-- DIRECTIONS FOR THIS TASK --
Reproduce the listing verbatim.

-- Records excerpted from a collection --
#####

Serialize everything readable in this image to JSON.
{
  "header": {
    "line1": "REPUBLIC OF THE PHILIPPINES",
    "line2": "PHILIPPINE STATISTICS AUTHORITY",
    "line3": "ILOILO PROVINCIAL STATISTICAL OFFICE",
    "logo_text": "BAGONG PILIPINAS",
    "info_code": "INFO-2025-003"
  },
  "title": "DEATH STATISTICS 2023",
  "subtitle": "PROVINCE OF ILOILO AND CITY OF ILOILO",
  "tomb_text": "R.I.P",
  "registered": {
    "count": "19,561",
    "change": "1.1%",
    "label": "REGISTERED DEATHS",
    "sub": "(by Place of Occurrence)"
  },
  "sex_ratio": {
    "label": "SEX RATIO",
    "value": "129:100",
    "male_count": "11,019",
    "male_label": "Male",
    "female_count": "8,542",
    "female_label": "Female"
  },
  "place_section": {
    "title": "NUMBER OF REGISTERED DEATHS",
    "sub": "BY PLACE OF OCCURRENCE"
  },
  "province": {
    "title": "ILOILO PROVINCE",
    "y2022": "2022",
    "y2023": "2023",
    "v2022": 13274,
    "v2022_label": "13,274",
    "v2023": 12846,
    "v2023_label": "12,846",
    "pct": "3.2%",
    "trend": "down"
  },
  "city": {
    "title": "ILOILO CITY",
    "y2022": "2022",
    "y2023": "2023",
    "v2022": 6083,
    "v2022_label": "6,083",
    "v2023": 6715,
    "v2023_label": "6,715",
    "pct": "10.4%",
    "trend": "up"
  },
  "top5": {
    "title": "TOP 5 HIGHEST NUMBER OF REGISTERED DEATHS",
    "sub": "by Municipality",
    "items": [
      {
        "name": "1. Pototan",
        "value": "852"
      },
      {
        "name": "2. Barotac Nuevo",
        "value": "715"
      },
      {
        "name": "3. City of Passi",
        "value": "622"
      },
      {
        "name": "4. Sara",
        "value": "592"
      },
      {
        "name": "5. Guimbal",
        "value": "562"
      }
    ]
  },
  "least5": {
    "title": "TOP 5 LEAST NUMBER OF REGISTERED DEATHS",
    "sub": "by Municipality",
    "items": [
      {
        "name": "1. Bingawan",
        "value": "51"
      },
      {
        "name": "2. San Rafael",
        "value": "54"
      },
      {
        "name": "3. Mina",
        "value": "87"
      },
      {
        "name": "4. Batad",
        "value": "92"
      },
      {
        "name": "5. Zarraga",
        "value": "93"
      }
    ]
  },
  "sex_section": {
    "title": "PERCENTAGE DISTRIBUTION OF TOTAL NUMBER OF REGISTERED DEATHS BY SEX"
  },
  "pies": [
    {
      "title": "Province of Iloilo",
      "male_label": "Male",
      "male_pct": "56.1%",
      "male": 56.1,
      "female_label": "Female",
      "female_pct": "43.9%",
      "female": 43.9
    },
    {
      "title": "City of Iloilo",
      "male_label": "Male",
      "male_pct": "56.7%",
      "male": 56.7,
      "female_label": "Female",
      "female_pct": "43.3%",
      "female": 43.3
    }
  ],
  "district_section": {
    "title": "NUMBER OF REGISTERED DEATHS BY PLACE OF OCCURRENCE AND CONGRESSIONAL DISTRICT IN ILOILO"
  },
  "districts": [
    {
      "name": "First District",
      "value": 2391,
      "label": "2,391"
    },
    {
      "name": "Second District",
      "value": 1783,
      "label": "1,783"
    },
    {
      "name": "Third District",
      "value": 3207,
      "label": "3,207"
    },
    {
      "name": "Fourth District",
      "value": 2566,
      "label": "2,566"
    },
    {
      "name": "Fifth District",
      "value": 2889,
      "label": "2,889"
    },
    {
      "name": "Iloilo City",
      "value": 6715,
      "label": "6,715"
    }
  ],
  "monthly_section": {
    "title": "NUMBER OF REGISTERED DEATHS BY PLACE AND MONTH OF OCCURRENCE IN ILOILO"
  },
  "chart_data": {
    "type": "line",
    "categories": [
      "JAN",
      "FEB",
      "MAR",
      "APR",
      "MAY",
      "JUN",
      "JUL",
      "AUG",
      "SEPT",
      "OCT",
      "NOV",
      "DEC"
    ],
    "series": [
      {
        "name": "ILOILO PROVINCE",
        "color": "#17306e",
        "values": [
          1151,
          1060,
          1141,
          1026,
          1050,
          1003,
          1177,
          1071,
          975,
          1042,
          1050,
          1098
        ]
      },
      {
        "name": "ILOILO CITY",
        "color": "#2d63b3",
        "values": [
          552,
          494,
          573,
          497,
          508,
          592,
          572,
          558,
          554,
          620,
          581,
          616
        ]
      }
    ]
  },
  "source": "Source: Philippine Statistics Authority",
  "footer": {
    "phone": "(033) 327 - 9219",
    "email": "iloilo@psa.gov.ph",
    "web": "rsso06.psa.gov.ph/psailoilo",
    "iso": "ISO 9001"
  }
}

#####

-- FINAL RESULT --
Serialize everything readable in this image to JSON.
{
  "header": {
    "line1": "REPUBLIC OF THE PHILIPPINES",
    "line2": "PHILIPPINE STATISTICS AUTHORITY",
    "line3": "ILOILO PROVINCIAL STATISTICAL OFFICE",
    "logo_text": "BAGONG PILIPINAS",
    "info_code": "INFO-2025-003"
  },
  "title": "DEATH STATISTICS 2023",
  "subtitle": "PROVINCE OF ILOILO AND CITY OF ILOILO",
  "tomb_text": "R.I.P",
  "registered": {
    "count": "19,561",
    "change": "1.1%",
    "label": "REGISTERED DEATHS",
    "sub": "(by Place of Occurrence)"
  },
  "sex_ratio": {
    "label": "SEX RATIO",
    "value": "129:100",
    "male_count": "11,019",
    "male_label": "Male",
    "female_count": "8,542",
    "female_label": "Female"
  },
  "place_section": {
    "title": "NUMBER OF REGISTERED DEATHS",
    "sub": "BY PLACE OF OCCURRENCE"
  },
  "province": {
    "title": "ILOILO PROVINCE",
    "y2022": "2022",
    "y2023": "2023",
    "v2022": 13274,
    "v2022_label": "13,274",
    "v2023": 12846,
    "v2023_label": "12,846",
    "pct": "3.2%",
    "trend": "down"
  },
  "city": {
    "title": "ILOILO CITY",
    "y2022": "2022",
    "y2023": "2023",
    "v2022": 6083,
    "v2022_label": "6,083",
    "v2023": 6715,
    "v2023_label": "6,715",
    "pct": "10.4%",
    "trend": "up"
  },
  "top5": {
    "title": "TOP 5 HIGHEST NUMBER OF REGISTERED DEATHS",
    "sub": "by Municipality",
    "items": [
      {
        "name": "1. Pototan",
        "value": "852"
      },
      {
        "name": "2. Barotac Nuevo",
        "value": "715"
      },
      {
        "name": "3. City of Passi",
        "value": "622"
      },
      {
        "name": "4. Sara",
        "value": "592"
      },
      {
        "name": "5. Guimbal",
        "value": "562"
      }
    ]
  },
  "least5": {
    "title": "TOP 5 LEAST NUMBER OF REGISTERED DEATHS",
    "sub": "by Municipality",
    "items": [
      {
        "name": "1. Bingawan",
        "value": "51"
      },
      {
        "name": "2. San Rafael",
        "value": "54"
      },
      {
        "name": "3. Mina",
        "value": "87"
      },
      {
        "name": "4. Batad",
        "value": "92"
      },
      {
        "name": "5. Zarraga",
        "value": "93"
      }
    ]
  },
  "sex_section": {
    "title": "PERCENTAGE DISTRIBUTION OF TOTAL NUMBER OF REGISTERED DEATHS BY SEX"
  },
  "pies": [
    {
      "title": "Province of Iloilo",
      "male_label": "Male",
      "male_pct": "56.1%",
      "male": 56.1,
      "female_label": "Female",
      "female_pct": "43.9%",
      "female": 43.9
    },
    {
      "title": "City of Iloilo",
      "male_label": "Male",
      "male_pct": "56.7%",
      "male": 56.7,
      "female_label": "Female",
      "female_pct": "43.3%",
      "female": 43.3
    }
  ],
  "district_section": {
    "title": "NUMBER OF REGISTERED DEATHS BY PLACE OF OCCURRENCE AND CONGRESSIONAL DISTRICT IN ILOILO"
  },
  "districts": [
    {
      "name": "First District",
      "value": 2391,
      "label": "2,391"
    },
    {
      "name": "Second District",
      "value": 1783,
      "label": "1,783"
    },
    {
      "name": "Third District",
      "value": 3207,
      "label": "3,207"
    },
    {
      "name": "Fourth District",
      "value": 2566,
      "label": "2,566"
    },
    {
      "name": "Fifth District",
      "value": 2889,
      "label": "2,889"
    },
    {
      "name": "Iloilo City",
      "value": 6715,
      "label": "6,715"
    }
  ],
  "monthly_section": {
    "title": "NUMBER OF REGISTERED DEATHS BY PLACE AND MONTH OF OCCURRENCE IN ILOILO"
  },
  "chart_data": {
    "type": "line",
    "categories": [
      "JAN",
      "FEB",
      "MAR",
      "APR",
      "MAY",
      "JUN",
      "JUL",
      "AUG",
      "SEPT",
      "OCT",
      "NOV",
      "DEC"
    ],
    "series": [
      {
        "name": "ILOILO PROVINCE",
        "color": "#17306e",
        "values": [
          1151,
          1060,
          1141,
          1026,
          1050,
          1003,
          1177,
          1071,
          975,
          1042,
          1050,
          1098
        ]
      },
      {
        "name": "ILOILO CITY",
        "color": "#2d63b3",
        "values": [
          552,
          494,
          573,
          497,
          508,
          592,
          572,
          558,
          554,
          620,
          581,
          616
        ]
      }
    ]
  },
  "source": "Source: Philippine Statistics Authority",
  "footer": {
    "phone": "(033) 327 - 9219",
    "email": "iloilo@psa.gov.ph",
    "web": "rsso06.psa.gov.ph/psailoilo",
    "iso": "ISO 9001"
  }
}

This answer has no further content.